- _Exercise prompt_
Scan the lines below for the string "CROFTERS" and copy every one that has it.

- _Items_
----

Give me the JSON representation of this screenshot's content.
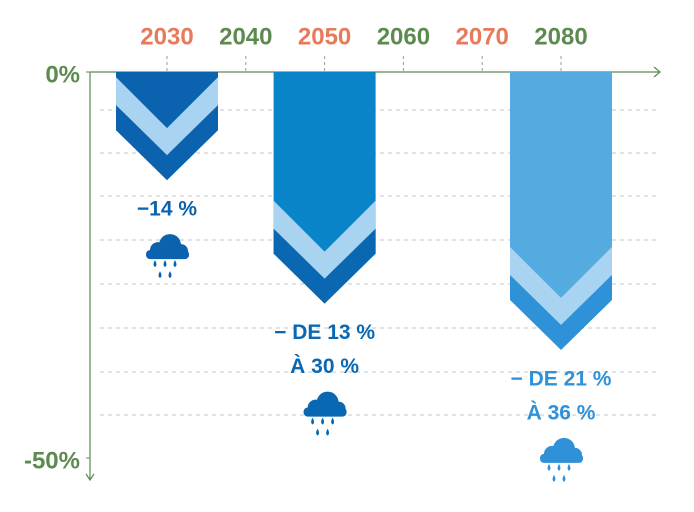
{
  "chart_data": {
    "type": "chevron",
    "categories": [
      "2030",
      "2040",
      "2050",
      "2060",
      "2070",
      "2080"
    ],
    "category_colors": [
      "#e8795a",
      "#5c8a4f",
      "#e8795a",
      "#5c8a4f",
      "#e8795a",
      "#5c8a4f"
    ],
    "values": [
      -14,
      null,
      -30,
      null,
      null,
      -36
    ],
    "value_labels": [
      [
        "−14 %"
      ],
      null,
      [
        "− DE 13 %",
        "À 30 %"
      ],
      null,
      null,
      [
        "− DE 21 %",
        "À 36 %"
      ]
    ],
    "colors": [
      "#0b62ae",
      null,
      "#0a84c9",
      null,
      null,
      "#55abe0"
    ],
    "tip_colors": [
      "#0b62ae",
      null,
      "#0a68b2",
      null,
      null,
      "#2f91d8"
    ],
    "band_color": "#a9d4f1",
    "ylim": [
      -50,
      0
    ],
    "yticks": [
      {
        "value": 0,
        "label": "0%"
      },
      {
        "value": -50,
        "label": "-50%"
      }
    ],
    "axis_color": "#5c8a4f"
  }
}
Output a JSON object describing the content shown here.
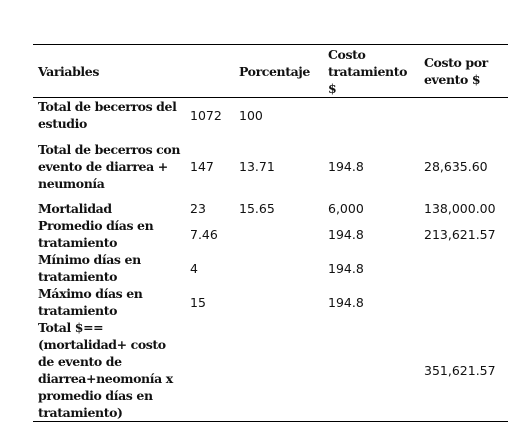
{
  "table": {
    "header": [
      "Variables",
      null,
      "Porcentaje",
      "Costo tratamiento $",
      "Costo por evento $"
    ],
    "rows": [
      [
        "Total de becerros del estudio",
        "1072",
        "100",
        null,
        null
      ],
      [
        "Total de becerros con evento de diarrea + neumonía",
        "147",
        "13.71",
        "194.8",
        "28,635.60"
      ],
      [
        "Mortalidad",
        "23",
        "15.65",
        "6,000",
        "138,000.00"
      ],
      [
        "Promedio días en tratamiento",
        "7.46",
        null,
        "194.8",
        "213,621.57"
      ],
      [
        "Mínimo días en tratamiento",
        "4",
        null,
        "194.8",
        null
      ],
      [
        "Máximo días en tratamiento",
        "15",
        null,
        "194.8",
        null
      ],
      [
        "Total $== (mortalidad+ costo de evento de diarrea+neomonía x promedio días en tratamiento)",
        null,
        null,
        null,
        "351,621.57"
      ]
    ]
  }
}
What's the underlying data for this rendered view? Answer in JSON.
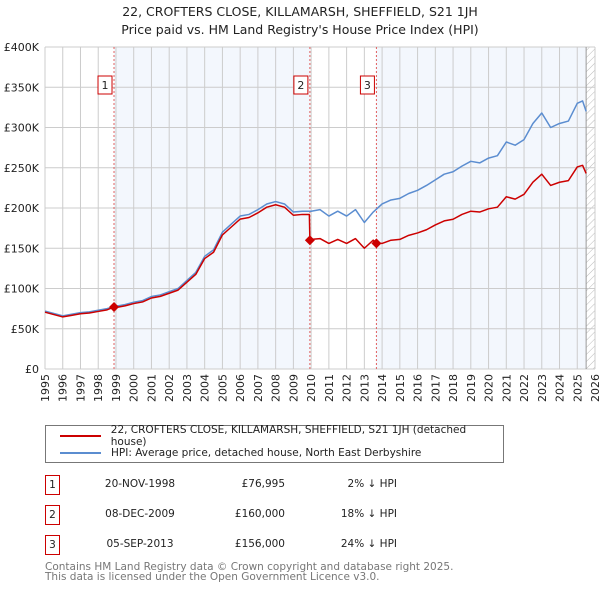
{
  "chart_data": {
    "type": "line",
    "title": "22, CROFTERS CLOSE, KILLAMARSH, SHEFFIELD, S21 1JH",
    "subtitle": "Price paid vs. HM Land Registry's House Price Index (HPI)",
    "xlim": [
      1995,
      2026
    ],
    "ylim": [
      0,
      400
    ],
    "x_ticks": [
      "1995",
      "1996",
      "1997",
      "1998",
      "1999",
      "2000",
      "2001",
      "2002",
      "2003",
      "2004",
      "2005",
      "2006",
      "2007",
      "2008",
      "2009",
      "2010",
      "2011",
      "2012",
      "2013",
      "2014",
      "2015",
      "2016",
      "2017",
      "2018",
      "2019",
      "2020",
      "2021",
      "2022",
      "2023",
      "2024",
      "2025",
      "2026"
    ],
    "y_ticks": [
      {
        "v": 0,
        "l": "£0"
      },
      {
        "v": 50,
        "l": "£50K"
      },
      {
        "v": 100,
        "l": "£100K"
      },
      {
        "v": 150,
        "l": "£150K"
      },
      {
        "v": 200,
        "l": "£200K"
      },
      {
        "v": 250,
        "l": "£250K"
      },
      {
        "v": 300,
        "l": "£300K"
      },
      {
        "v": 350,
        "l": "£350K"
      },
      {
        "v": 400,
        "l": "£400K"
      }
    ],
    "grid": true,
    "series": [
      {
        "name": "22, CROFTERS CLOSE, KILLAMARSH, SHEFFIELD, S21 1JH (detached house)",
        "color": "#cc0000",
        "points": [
          [
            1995,
            70.6
          ],
          [
            1995.5,
            67.6
          ],
          [
            1996,
            64.7
          ],
          [
            1996.5,
            66.6
          ],
          [
            1997,
            68.6
          ],
          [
            1997.5,
            69.6
          ],
          [
            1998,
            71.5
          ],
          [
            1998.5,
            73.5
          ],
          [
            1998.89,
            77
          ],
          [
            1999,
            76.4
          ],
          [
            1999.5,
            78.4
          ],
          [
            2000,
            81.3
          ],
          [
            2000.5,
            83.3
          ],
          [
            2001,
            88.2
          ],
          [
            2001.5,
            90.2
          ],
          [
            2002,
            94.1
          ],
          [
            2002.5,
            98
          ],
          [
            2003,
            107.8
          ],
          [
            2003.5,
            117.6
          ],
          [
            2004,
            137.2
          ],
          [
            2004.5,
            145
          ],
          [
            2005,
            166.6
          ],
          [
            2005.5,
            176.4
          ],
          [
            2006,
            186.2
          ],
          [
            2006.5,
            188.2
          ],
          [
            2007,
            194
          ],
          [
            2007.5,
            201
          ],
          [
            2008,
            204
          ],
          [
            2008.5,
            201
          ],
          [
            2009,
            191
          ],
          [
            2009.5,
            192
          ],
          [
            2009.9,
            192
          ],
          [
            2009.93,
            160
          ],
          [
            2010,
            161
          ],
          [
            2010.5,
            162
          ],
          [
            2011,
            156
          ],
          [
            2011.5,
            161
          ],
          [
            2012,
            156
          ],
          [
            2012.5,
            162
          ],
          [
            2013,
            150
          ],
          [
            2013.5,
            160
          ],
          [
            2013.68,
            156
          ],
          [
            2014,
            156
          ],
          [
            2014.5,
            160
          ],
          [
            2015,
            161
          ],
          [
            2015.5,
            166
          ],
          [
            2016,
            169
          ],
          [
            2016.5,
            173
          ],
          [
            2017,
            179
          ],
          [
            2017.5,
            184
          ],
          [
            2018,
            186
          ],
          [
            2018.5,
            192
          ],
          [
            2019,
            196
          ],
          [
            2019.5,
            195
          ],
          [
            2020,
            199
          ],
          [
            2020.5,
            201
          ],
          [
            2021,
            214
          ],
          [
            2021.5,
            211
          ],
          [
            2022,
            217
          ],
          [
            2022.5,
            232
          ],
          [
            2023,
            242
          ],
          [
            2023.5,
            228
          ],
          [
            2024,
            232
          ],
          [
            2024.5,
            234
          ],
          [
            2025,
            251
          ],
          [
            2025.3,
            253
          ],
          [
            2025.5,
            243
          ]
        ]
      },
      {
        "name": "HPI: Average price, detached house, North East Derbyshire",
        "color": "#5b8dd0",
        "points": [
          [
            1995,
            72
          ],
          [
            1995.5,
            69
          ],
          [
            1996,
            66
          ],
          [
            1996.5,
            68
          ],
          [
            1997,
            70
          ],
          [
            1997.5,
            71
          ],
          [
            1998,
            73
          ],
          [
            1998.5,
            75
          ],
          [
            1999,
            78
          ],
          [
            1999.5,
            80
          ],
          [
            2000,
            83
          ],
          [
            2000.5,
            85
          ],
          [
            2001,
            90
          ],
          [
            2001.5,
            92
          ],
          [
            2002,
            96
          ],
          [
            2002.5,
            100
          ],
          [
            2003,
            110
          ],
          [
            2003.5,
            120
          ],
          [
            2004,
            140
          ],
          [
            2004.5,
            148
          ],
          [
            2005,
            170
          ],
          [
            2005.5,
            180
          ],
          [
            2006,
            190
          ],
          [
            2006.5,
            192
          ],
          [
            2007,
            198
          ],
          [
            2007.5,
            205
          ],
          [
            2008,
            208
          ],
          [
            2008.5,
            205
          ],
          [
            2009,
            195
          ],
          [
            2009.5,
            196
          ],
          [
            2010,
            196
          ],
          [
            2010.5,
            198
          ],
          [
            2011,
            190
          ],
          [
            2011.5,
            196
          ],
          [
            2012,
            190
          ],
          [
            2012.5,
            198
          ],
          [
            2013,
            182
          ],
          [
            2013.5,
            195
          ],
          [
            2014,
            205
          ],
          [
            2014.5,
            210
          ],
          [
            2015,
            212
          ],
          [
            2015.5,
            218
          ],
          [
            2016,
            222
          ],
          [
            2016.5,
            228
          ],
          [
            2017,
            235
          ],
          [
            2017.5,
            242
          ],
          [
            2018,
            245
          ],
          [
            2018.5,
            252
          ],
          [
            2019,
            258
          ],
          [
            2019.5,
            256
          ],
          [
            2020,
            262
          ],
          [
            2020.5,
            265
          ],
          [
            2021,
            282
          ],
          [
            2021.5,
            278
          ],
          [
            2022,
            285
          ],
          [
            2022.5,
            305
          ],
          [
            2023,
            318
          ],
          [
            2023.5,
            300
          ],
          [
            2024,
            305
          ],
          [
            2024.5,
            308
          ],
          [
            2025,
            330
          ],
          [
            2025.3,
            333
          ],
          [
            2025.5,
            320
          ]
        ]
      }
    ],
    "sales": [
      {
        "n": "1",
        "x": 1998.89,
        "y": 76.995
      },
      {
        "n": "2",
        "x": 2009.93,
        "y": 160
      },
      {
        "n": "3",
        "x": 2013.68,
        "y": 156
      }
    ],
    "data_end": 2025.5
  },
  "table": [
    {
      "n": "1",
      "date": "20-NOV-1998",
      "price": "£76,995",
      "hpi": "2% ↓ HPI"
    },
    {
      "n": "2",
      "date": "08-DEC-2009",
      "price": "£160,000",
      "hpi": "18% ↓ HPI"
    },
    {
      "n": "3",
      "date": "05-SEP-2013",
      "price": "£156,000",
      "hpi": "24% ↓ HPI"
    }
  ],
  "footer": [
    "Contains HM Land Registry data © Crown copyright and database right 2025.",
    "This data is licensed under the Open Government Licence v3.0."
  ]
}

----

- _Task answer_
    "title": "22, CROFTERS CLOSE, KILLAMARSH, SHEFFIELD, S21 1JH",
        "name": "22, CROFTERS CLOSE, KILLAMARSH, SHEFFIELD, S21 1JH (detached house)",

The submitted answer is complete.